_EXERCISE PROMPT:_ Each line of the material below should be reproduced exactly.
◇ ◇ ◇ ◇
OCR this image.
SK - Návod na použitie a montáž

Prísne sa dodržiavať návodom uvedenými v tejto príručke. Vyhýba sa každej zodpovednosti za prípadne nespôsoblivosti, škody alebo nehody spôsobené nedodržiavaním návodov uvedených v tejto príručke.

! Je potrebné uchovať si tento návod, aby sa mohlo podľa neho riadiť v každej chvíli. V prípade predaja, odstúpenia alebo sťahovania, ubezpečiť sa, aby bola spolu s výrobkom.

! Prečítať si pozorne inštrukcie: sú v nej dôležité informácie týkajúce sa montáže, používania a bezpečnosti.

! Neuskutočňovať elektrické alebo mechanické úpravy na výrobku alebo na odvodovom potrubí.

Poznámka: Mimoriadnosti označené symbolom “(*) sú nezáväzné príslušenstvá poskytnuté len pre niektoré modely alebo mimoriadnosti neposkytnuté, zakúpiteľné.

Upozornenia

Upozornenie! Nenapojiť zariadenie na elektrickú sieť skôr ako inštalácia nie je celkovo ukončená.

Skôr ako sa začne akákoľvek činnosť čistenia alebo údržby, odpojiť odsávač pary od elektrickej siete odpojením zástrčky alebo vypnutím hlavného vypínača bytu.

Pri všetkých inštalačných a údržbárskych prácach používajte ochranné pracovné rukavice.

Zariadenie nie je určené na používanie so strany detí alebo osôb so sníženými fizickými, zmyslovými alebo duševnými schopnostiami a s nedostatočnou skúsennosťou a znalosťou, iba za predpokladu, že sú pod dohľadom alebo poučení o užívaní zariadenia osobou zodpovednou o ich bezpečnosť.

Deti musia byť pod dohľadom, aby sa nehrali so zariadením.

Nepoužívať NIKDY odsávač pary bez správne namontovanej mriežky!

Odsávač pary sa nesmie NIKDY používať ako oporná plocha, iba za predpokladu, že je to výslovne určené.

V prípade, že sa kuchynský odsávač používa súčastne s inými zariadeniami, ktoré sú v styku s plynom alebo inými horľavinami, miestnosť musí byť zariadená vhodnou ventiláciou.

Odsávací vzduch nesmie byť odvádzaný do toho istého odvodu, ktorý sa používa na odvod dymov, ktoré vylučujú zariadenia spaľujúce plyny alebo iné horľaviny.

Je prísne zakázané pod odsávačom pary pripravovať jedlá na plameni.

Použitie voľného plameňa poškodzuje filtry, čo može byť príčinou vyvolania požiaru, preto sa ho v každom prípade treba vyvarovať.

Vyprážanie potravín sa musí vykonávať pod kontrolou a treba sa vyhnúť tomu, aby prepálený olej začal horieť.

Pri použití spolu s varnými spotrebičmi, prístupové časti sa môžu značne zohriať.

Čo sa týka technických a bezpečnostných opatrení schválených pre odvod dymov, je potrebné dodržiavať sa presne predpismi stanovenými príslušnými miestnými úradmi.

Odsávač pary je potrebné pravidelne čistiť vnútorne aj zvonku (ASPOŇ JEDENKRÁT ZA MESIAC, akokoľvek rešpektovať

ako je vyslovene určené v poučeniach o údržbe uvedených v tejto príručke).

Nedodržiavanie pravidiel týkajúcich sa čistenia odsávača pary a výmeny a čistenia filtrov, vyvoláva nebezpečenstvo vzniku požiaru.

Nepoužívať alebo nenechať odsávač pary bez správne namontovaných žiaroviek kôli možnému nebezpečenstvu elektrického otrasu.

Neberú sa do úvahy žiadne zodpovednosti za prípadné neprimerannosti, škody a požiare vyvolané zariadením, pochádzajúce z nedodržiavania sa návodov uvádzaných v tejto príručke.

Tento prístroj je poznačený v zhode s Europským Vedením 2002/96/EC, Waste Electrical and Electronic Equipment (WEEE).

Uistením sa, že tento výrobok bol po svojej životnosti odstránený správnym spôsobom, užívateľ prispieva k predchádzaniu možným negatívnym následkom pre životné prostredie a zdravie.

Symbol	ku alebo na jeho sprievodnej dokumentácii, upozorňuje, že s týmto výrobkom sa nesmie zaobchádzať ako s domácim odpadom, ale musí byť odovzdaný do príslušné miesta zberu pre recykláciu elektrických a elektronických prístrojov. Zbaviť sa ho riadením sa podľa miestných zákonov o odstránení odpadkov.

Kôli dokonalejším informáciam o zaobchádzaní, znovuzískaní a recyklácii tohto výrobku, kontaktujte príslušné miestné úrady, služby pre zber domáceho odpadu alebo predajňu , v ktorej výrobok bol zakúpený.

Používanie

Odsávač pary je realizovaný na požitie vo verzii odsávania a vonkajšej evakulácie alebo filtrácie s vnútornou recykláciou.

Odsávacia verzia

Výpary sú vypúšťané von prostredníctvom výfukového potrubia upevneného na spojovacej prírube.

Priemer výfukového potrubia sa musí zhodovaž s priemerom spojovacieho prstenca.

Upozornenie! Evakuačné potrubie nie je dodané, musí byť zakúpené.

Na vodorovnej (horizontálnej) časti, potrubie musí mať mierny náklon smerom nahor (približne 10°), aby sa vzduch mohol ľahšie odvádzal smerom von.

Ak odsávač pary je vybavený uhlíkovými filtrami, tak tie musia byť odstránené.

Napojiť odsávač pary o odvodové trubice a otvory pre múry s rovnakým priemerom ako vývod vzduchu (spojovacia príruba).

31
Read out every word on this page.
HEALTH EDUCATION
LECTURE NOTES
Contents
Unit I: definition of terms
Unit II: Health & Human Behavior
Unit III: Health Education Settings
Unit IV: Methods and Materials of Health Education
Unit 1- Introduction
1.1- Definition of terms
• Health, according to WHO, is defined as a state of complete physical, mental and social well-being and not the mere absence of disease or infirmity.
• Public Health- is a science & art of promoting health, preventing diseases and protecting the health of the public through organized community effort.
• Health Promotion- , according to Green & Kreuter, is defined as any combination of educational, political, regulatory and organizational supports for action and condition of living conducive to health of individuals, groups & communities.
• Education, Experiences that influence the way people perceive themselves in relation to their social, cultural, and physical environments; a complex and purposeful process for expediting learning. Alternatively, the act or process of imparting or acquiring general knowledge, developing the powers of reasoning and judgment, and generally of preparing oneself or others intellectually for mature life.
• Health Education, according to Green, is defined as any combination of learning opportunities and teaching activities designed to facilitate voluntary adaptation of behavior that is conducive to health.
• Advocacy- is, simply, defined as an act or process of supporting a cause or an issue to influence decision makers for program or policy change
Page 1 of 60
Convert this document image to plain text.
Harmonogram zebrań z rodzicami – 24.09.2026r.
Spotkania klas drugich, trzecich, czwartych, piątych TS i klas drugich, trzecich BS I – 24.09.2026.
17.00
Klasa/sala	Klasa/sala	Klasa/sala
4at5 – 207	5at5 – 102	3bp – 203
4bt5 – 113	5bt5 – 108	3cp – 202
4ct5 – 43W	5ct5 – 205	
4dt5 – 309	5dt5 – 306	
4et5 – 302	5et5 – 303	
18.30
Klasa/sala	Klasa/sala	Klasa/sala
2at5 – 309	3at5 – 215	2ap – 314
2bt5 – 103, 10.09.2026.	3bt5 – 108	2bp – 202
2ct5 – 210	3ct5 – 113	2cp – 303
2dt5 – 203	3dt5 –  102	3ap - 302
◇ ◇ ◇ ◇
_OUTPUT OF THE EXERCISE:_
OCR this image.
SK - Návod na použitie a montáž

Prísne sa dodržiavať návodom uvedenými v tejto príručke. Vyhýba sa každej zodpovednosti za prípadne nespôsoblivosti, škody alebo nehody spôsobené nedodržiavaním návodov uvedených v tejto príručke.

! Je potrebné uchovať si tento návod, aby sa mohlo podľa neho riadiť v každej chvíli. V prípade predaja, odstúpenia alebo sťahovania, ubezpečiť sa, aby bola spolu s výrobkom.

! Prečítať si pozorne inštrukcie: sú v nej dôležité informácie týkajúce sa montáže, používania a bezpečnosti.

! Neuskutočňovať elektrické alebo mechanické úpravy na výrobku alebo na odvodovom potrubí.

Poznámka: Mimoriadnosti označené symbolom “(*) sú nezáväzné príslušenstvá poskytnuté len pre niektoré modely alebo mimoriadnosti neposkytnuté, zakúpiteľné.

Upozornenia

Upozornenie! Nenapojiť zariadenie na elektrickú sieť skôr ako inštalácia nie je celkovo ukončená.

Skôr ako sa začne akákoľvek činnosť čistenia alebo údržby, odpojiť odsávač pary od elektrickej siete odpojením zástrčky alebo vypnutím hlavného vypínača bytu.

Pri všetkých inštalačných a údržbárskych prácach používajte ochranné pracovné rukavice.

Zariadenie nie je určené na používanie so strany detí alebo osôb so sníženými fizickými, zmyslovými alebo duševnými schopnostiami a s nedostatočnou skúsennosťou a znalosťou, iba za predpokladu, že sú pod dohľadom alebo poučení o užívaní zariadenia osobou zodpovednou o ich bezpečnosť.

Deti musia byť pod dohľadom, aby sa nehrali so zariadením.

Nepoužívať NIKDY odsávač pary bez správne namontovanej mriežky!

Odsávač pary sa nesmie NIKDY používať ako oporná plocha, iba za predpokladu, že je to výslovne určené.

V prípade, že sa kuchynský odsávač používa súčastne s inými zariadeniami, ktoré sú v styku s plynom alebo inými horľavinami, miestnosť musí byť zariadená vhodnou ventiláciou.

Odsávací vzduch nesmie byť odvádzaný do toho istého odvodu, ktorý sa používa na odvod dymov, ktoré vylučujú zariadenia spaľujúce plyny alebo iné horľaviny.

Je prísne zakázané pod odsávačom pary pripravovať jedlá na plameni.

Použitie voľného plameňa poškodzuje filtry, čo može byť príčinou vyvolania požiaru, preto sa ho v každom prípade treba vyvarovať.

Vyprážanie potravín sa musí vykonávať pod kontrolou a treba sa vyhnúť tomu, aby prepálený olej začal horieť.

Pri použití spolu s varnými spotrebičmi, prístupové časti sa môžu značne zohriať.

Čo sa týka technických a bezpečnostných opatrení schválených pre odvod dymov, je potrebné dodržiavať sa presne predpismi stanovenými príslušnými miestnými úradmi.

Odsávač pary je potrebné pravidelne čistiť vnútorne aj zvonku (ASPOŇ JEDENKRÁT ZA MESIAC, akokoľvek rešpektovať

ako je vyslovene určené v poučeniach o údržbe uvedených v tejto príručke).

Nedodržiavanie pravidiel týkajúcich sa čistenia odsávača pary a výmeny a čistenia filtrov, vyvoláva nebezpečenstvo vzniku požiaru.

Nepoužívať alebo nenechať odsávač pary bez správne namontovaných žiaroviek kôli možnému nebezpečenstvu elektrického otrasu.

Neberú sa do úvahy žiadne zodpovednosti za prípadné neprimerannosti, škody a požiare vyvolané zariadením, pochádzajúce z nedodržiavania sa návodov uvádzaných v tejto príručke.

Tento prístroj je poznačený v zhode s Europským Vedením 2002/96/EC, Waste Electrical and Electronic Equipment (WEEE).

Uistením sa, že tento výrobok bol po svojej životnosti odstránený správnym spôsobom, užívateľ prispieva k predchádzaniu možným negatívnym následkom pre životné prostredie a zdravie.

Symbol	ku alebo na jeho sprievodnej dokumentácii, upozorňuje, že s týmto výrobkom sa nesmie zaobchádzať ako s domácim odpadom, ale musí byť odovzdaný do príslušné miesta zberu pre recykláciu elektrických a elektronických prístrojov. Zbaviť sa ho riadením sa podľa miestných zákonov o odstránení odpadkov.

Kôli dokonalejším informáciam o zaobchádzaní, znovuzískaní a recyklácii tohto výrobku, kontaktujte príslušné miestné úrady, služby pre zber domáceho odpadu alebo predajňu , v ktorej výrobok bol zakúpený.

Používanie

Odsávač pary je realizovaný na požitie vo verzii odsávania a vonkajšej evakulácie alebo filtrácie s vnútornou recykláciou.

Odsávacia verzia

Výpary sú vypúšťané von prostredníctvom výfukového potrubia upevneného na spojovacej prírube.

Priemer výfukového potrubia sa musí zhodovaž s priemerom spojovacieho prstenca.

Upozornenie! Evakuačné potrubie nie je dodané, musí byť zakúpené.

Na vodorovnej (horizontálnej) časti, potrubie musí mať mierny náklon smerom nahor (približne 10°), aby sa vzduch mohol ľahšie odvádzal smerom von.

Ak odsávač pary je vybavený uhlíkovými filtrami, tak tie musia byť odstránené.

Napojiť odsávač pary o odvodové trubice a otvory pre múry s rovnakým priemerom ako vývod vzduchu (spojovacia príruba).

31
Read out every word on this page.
HEALTH EDUCATION
LECTURE NOTES
Contents
Unit I: definition of terms
Unit II: Health & Human Behavior
Unit III: Health Education Settings
Unit IV: Methods and Materials of Health Education
Unit 1- Introduction
1.1- Definition of terms
• Health, according to WHO, is defined as a state of complete physical, mental and social well-being and not the mere absence of disease or infirmity.
• Public Health- is a science & art of promoting health, preventing diseases and protecting the health of the public through organized community effort.
• Health Promotion- , according to Green & Kreuter, is defined as any combination of educational, political, regulatory and organizational supports for action and condition of living conducive to health of individuals, groups & communities.
• Education, Experiences that influence the way people perceive themselves in relation to their social, cultural, and physical environments; a complex and purposeful process for expediting learning. Alternatively, the act or process of imparting or acquiring general knowledge, developing the powers of reasoning and judgment, and generally of preparing oneself or others intellectually for mature life.
• Health Education, according to Green, is defined as any combination of learning opportunities and teaching activities designed to facilitate voluntary adaptation of behavior that is conducive to health.
• Advocacy- is, simply, defined as an act or process of supporting a cause or an issue to influence decision makers for program or policy change
Page 1 of 60
Convert this document image to plain text.
Harmonogram zebrań z rodzicami – 24.09.2026r.
Spotkania klas drugich, trzecich, czwartych, piątych TS i klas drugich, trzecich BS I – 24.09.2026.
17.00
Klasa/sala	Klasa/sala	Klasa/sala
4at5 – 207	5at5 – 102	3bp – 203
4bt5 – 113	5bt5 – 108	3cp – 202
4ct5 – 43W	5ct5 – 205	
4dt5 – 309	5dt5 – 306	
4et5 – 302	5et5 – 303	
18.30
Klasa/sala	Klasa/sala	Klasa/sala
2at5 – 309	3at5 – 215	2ap – 314
2bt5 – 103, 10.09.2026.	3bt5 – 108	2bp – 202
2ct5 – 210	3ct5 – 113	2cp – 303
2dt5 – 203	3dt5 –  102	3ap - 302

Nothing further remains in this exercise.